Text provided:

April’s book was a strange, strange read, for me. I was caught up in it, I read it at a nice speed… but perhaps we should have kicked off our book club with something a little more… normal?
Have you ever tried cooking something that sounded like it would come out great? Like, all of the ingredients, when listed together, seem like they could make something really delicious? But… when you plate up the dish, something is just off? Honestly, that is how I feel about Her Fearful Symmetry by Audrey Niffenegger. The topics: London, Coming-of-age, Romance, Sisters, Ghosts, these are all things I can get behind, and sound like they’d come together to make something great. But, for some reason the book didn’t grab me the way I thought it would have.
I knew I had to finish the book by the 25th because Libby and I agreed upon today to post our reactions. After the three-quarters mark I was kind of reading the way that you’d watch a scary movie, like with one eye shut and kind of through your fingers. I had my hunches on what was about to happen, and wasn’t sure if I wanted to find out if my hunch was correct or not. Is that the way Audrey wanted us to read it? I suppose when ghosts are involved, there’s always the chance that uneasy feeling was intentional.
Each of the characters were interesting in their own way, but I found myself more pulled to the supporting characters and less involved in the main characters, the twins. I suppose considering the twins were the focus of the book I found them a little underdeveloped. I think my favorite story arc was that of the OCD neighbor Martin and his personal trials. Maybe we connect ourselves to the characters we can relate with the most? I do not have OCD, but I can relate to irrational things preventing me from taking risks or even causing me to procrastinate on everyday things.

[Data for recognizing document structure]
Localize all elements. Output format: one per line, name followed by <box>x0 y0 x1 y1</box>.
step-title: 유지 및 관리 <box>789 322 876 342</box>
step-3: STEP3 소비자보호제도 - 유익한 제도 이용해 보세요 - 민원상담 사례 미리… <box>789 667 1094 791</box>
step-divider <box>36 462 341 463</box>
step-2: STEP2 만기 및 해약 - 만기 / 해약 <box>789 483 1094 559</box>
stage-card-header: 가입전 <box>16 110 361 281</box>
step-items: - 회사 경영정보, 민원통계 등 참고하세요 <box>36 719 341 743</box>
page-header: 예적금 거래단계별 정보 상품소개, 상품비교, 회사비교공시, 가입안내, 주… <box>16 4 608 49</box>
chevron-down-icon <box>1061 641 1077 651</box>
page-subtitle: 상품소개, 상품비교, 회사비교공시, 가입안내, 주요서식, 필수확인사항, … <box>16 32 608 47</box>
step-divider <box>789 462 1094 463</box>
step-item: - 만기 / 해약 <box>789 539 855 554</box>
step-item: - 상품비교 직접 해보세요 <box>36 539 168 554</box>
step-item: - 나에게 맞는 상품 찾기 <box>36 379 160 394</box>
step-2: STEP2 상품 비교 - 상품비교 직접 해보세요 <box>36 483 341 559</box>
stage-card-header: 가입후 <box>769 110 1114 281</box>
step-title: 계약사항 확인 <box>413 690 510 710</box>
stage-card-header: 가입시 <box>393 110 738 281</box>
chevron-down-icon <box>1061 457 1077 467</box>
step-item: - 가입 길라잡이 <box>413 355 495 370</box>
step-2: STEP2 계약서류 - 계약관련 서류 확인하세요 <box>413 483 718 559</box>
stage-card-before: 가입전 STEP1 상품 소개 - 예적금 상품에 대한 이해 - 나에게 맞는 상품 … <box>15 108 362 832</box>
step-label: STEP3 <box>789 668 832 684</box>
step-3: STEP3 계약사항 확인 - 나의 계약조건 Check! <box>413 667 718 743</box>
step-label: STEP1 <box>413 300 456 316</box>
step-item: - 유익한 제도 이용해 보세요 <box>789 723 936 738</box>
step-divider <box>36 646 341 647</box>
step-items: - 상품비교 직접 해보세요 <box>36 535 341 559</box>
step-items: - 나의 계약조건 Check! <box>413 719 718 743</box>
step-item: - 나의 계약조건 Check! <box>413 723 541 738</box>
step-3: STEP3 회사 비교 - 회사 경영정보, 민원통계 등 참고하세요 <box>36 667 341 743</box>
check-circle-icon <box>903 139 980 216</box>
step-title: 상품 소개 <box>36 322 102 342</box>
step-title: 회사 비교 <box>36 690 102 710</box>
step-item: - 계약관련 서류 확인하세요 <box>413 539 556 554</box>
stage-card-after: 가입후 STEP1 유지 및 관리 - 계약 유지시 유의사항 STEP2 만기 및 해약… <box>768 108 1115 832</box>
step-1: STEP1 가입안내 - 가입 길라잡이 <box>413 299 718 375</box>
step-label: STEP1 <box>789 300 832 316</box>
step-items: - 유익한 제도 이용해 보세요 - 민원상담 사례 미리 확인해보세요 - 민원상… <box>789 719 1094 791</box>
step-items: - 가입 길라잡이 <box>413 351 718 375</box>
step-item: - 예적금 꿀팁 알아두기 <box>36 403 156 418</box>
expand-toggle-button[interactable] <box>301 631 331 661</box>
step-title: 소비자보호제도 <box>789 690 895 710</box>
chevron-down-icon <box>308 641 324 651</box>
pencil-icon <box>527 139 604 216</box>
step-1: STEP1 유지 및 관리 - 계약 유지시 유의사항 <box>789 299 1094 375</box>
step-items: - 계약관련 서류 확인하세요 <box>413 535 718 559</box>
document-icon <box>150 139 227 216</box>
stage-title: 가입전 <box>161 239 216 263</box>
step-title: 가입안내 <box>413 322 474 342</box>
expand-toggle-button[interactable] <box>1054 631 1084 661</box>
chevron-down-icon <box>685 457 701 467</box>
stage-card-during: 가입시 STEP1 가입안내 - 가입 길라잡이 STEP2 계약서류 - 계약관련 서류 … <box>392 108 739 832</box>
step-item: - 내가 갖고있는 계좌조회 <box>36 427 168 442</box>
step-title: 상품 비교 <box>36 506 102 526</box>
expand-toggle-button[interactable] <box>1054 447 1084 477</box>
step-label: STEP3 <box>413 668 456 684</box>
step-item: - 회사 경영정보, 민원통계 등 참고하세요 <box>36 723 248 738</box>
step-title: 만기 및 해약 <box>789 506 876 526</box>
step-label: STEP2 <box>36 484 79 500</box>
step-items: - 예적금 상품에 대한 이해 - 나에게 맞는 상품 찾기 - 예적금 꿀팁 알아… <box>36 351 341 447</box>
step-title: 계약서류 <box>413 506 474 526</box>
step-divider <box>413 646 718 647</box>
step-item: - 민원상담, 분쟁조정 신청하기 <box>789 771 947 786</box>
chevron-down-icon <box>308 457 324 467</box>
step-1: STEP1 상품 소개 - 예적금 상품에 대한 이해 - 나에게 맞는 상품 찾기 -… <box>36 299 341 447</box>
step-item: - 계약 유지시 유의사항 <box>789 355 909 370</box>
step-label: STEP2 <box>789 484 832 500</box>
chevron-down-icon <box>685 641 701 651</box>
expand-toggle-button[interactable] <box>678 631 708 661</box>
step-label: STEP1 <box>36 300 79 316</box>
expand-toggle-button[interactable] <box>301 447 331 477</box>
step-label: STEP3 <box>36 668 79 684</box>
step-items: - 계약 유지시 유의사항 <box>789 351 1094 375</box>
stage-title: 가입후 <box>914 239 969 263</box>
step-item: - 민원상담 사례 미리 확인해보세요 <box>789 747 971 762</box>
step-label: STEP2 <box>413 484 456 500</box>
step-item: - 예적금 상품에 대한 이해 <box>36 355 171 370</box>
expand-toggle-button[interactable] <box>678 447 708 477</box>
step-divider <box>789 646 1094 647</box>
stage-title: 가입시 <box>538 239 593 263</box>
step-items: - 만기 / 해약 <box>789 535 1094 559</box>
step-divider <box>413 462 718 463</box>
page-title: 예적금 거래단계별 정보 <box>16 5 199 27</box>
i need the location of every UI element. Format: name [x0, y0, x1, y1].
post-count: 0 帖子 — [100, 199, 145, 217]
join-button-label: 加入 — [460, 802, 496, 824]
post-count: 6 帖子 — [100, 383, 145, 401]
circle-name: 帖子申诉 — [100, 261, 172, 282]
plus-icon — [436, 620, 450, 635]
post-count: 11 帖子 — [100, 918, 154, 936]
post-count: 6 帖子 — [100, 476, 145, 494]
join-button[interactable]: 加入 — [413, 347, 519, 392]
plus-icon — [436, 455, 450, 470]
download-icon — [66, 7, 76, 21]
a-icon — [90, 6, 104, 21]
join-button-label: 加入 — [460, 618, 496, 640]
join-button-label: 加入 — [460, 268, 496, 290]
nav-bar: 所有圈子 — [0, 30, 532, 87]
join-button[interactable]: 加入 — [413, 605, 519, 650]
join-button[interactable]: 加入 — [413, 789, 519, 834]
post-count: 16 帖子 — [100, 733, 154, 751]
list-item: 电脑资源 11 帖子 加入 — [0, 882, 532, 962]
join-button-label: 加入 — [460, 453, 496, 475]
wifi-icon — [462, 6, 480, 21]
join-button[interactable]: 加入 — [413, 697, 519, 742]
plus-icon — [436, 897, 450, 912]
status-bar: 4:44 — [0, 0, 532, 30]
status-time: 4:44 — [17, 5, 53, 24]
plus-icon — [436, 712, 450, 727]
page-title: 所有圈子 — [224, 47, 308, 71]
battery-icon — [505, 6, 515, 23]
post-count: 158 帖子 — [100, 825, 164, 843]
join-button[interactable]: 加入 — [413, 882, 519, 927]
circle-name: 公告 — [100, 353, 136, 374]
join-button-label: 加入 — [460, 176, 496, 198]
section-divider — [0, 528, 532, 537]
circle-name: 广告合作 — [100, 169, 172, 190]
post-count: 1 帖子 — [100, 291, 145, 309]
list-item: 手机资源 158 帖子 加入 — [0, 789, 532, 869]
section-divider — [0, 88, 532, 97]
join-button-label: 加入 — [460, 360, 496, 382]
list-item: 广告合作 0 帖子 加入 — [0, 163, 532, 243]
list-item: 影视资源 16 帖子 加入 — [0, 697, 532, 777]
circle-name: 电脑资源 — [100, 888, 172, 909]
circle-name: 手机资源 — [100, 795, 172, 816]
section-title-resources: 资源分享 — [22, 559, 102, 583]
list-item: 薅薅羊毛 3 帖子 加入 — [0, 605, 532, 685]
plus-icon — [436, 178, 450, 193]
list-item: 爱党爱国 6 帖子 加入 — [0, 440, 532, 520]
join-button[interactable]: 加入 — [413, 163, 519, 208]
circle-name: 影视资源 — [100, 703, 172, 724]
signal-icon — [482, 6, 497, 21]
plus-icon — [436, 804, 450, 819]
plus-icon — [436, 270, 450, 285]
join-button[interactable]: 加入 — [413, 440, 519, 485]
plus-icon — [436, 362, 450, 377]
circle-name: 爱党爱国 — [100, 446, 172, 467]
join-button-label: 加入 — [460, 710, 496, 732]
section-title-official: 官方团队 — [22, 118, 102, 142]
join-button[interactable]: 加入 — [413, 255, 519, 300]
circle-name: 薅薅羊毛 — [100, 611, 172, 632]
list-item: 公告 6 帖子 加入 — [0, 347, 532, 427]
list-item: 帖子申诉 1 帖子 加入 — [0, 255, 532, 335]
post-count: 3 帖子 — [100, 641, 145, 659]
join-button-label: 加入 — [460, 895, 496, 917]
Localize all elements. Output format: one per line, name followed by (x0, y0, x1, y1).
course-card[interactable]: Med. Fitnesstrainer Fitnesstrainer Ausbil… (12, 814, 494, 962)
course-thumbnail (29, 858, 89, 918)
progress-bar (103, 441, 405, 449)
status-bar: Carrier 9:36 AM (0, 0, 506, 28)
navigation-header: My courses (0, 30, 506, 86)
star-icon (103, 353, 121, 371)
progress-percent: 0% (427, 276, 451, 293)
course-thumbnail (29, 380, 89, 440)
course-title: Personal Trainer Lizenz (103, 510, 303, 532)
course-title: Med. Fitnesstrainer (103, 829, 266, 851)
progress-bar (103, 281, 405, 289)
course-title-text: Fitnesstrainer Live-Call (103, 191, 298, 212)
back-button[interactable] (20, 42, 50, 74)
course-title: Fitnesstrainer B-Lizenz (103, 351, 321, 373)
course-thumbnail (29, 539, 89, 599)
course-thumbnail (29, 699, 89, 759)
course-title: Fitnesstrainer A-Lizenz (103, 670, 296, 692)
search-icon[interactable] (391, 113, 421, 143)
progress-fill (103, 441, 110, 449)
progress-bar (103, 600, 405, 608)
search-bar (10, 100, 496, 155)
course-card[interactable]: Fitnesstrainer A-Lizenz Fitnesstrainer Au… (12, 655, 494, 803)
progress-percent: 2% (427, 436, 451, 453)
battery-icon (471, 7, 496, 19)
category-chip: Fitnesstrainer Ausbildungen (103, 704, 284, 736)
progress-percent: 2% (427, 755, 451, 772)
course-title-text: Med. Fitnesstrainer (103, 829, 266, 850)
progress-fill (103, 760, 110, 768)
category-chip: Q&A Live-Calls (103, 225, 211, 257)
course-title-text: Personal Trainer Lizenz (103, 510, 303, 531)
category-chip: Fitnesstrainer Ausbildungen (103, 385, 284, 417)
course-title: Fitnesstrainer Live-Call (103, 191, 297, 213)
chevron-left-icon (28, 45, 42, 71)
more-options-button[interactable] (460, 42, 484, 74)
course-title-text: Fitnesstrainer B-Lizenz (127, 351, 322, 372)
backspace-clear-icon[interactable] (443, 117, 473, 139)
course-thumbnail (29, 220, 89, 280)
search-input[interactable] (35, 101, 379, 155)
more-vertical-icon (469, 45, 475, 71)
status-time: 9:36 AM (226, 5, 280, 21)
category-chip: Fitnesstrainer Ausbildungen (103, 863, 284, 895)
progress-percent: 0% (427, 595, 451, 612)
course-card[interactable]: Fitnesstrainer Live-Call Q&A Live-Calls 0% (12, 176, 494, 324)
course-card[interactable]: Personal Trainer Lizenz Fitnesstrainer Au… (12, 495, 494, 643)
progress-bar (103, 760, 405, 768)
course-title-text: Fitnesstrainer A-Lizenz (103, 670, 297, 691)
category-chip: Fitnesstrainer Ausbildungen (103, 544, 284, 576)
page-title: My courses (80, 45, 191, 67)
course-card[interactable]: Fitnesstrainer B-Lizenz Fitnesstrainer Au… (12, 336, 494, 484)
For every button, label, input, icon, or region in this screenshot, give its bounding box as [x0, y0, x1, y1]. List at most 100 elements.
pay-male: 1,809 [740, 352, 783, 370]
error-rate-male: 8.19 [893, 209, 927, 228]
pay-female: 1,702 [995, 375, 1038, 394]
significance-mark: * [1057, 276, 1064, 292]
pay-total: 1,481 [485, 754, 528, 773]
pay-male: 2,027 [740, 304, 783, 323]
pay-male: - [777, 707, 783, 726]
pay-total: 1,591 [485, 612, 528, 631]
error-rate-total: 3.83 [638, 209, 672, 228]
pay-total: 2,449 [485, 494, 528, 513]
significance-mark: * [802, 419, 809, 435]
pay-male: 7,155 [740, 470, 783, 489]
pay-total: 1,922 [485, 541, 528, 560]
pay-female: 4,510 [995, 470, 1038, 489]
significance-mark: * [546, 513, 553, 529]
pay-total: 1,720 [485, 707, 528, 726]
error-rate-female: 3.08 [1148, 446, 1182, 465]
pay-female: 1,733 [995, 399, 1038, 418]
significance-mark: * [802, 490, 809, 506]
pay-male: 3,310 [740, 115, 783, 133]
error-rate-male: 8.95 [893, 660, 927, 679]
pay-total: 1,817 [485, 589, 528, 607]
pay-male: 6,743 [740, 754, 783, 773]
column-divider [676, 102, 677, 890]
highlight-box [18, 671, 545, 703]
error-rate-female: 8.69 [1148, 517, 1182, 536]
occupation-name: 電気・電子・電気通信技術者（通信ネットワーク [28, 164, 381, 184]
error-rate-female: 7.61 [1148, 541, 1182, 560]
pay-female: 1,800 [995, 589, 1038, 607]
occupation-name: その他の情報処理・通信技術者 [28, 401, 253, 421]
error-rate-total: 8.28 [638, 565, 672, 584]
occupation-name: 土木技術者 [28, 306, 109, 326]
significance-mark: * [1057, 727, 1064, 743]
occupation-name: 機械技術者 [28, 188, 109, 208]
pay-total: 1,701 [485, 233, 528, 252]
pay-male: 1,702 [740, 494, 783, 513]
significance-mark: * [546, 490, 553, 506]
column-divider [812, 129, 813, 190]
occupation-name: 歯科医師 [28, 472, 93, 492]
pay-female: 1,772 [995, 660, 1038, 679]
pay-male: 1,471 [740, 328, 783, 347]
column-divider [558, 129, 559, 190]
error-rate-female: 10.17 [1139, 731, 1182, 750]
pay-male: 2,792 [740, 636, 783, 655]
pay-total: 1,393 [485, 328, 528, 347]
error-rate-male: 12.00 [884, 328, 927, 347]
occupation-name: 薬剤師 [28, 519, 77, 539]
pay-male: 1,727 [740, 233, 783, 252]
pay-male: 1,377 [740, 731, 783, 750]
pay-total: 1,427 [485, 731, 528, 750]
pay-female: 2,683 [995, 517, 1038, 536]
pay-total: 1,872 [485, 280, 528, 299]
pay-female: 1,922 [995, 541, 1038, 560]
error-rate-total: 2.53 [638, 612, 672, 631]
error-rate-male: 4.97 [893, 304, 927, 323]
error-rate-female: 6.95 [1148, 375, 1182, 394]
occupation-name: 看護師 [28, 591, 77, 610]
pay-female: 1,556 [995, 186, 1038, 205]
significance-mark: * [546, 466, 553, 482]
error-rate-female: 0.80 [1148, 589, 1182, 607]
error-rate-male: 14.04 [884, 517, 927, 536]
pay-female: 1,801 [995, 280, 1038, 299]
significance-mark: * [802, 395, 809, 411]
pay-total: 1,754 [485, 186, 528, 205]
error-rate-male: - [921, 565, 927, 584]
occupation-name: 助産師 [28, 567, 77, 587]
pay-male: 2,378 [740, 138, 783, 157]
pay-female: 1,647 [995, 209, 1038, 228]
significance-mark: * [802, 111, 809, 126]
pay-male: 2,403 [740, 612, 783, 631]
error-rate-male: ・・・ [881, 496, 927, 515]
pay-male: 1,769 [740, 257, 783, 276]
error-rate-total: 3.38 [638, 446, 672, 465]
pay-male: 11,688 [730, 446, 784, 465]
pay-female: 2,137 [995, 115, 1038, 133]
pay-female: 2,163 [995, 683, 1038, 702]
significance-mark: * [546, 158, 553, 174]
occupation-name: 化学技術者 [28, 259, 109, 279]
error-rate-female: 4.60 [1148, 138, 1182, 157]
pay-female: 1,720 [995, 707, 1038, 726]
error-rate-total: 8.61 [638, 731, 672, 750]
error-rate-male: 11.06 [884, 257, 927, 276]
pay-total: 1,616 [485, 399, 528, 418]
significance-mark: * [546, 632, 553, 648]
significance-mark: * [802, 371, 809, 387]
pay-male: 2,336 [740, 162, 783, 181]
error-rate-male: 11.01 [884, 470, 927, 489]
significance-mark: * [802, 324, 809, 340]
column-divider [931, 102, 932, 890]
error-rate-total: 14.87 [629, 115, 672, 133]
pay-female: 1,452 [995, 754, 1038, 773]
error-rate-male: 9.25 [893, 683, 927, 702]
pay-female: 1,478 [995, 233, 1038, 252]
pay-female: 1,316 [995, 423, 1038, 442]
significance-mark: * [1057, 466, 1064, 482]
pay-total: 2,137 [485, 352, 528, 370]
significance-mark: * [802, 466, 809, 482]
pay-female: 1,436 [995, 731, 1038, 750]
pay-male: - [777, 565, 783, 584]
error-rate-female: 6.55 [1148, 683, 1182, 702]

Task list:
[1] Could you duplicate the part of the review that opens with the words containing "April’s book was" and closes with "little more… normal?"?
[2] In the review, whose story arc is named as the favorite?
None of the entries are needed for this work.

Solutions below:
[1]
April’s book was a strange, strange read, for me. I was caught up in it, I read it at a nice speed… but perhaps we should have kicked off our book club with something a little more… normal?

[2] The OCD neighbor Martin's.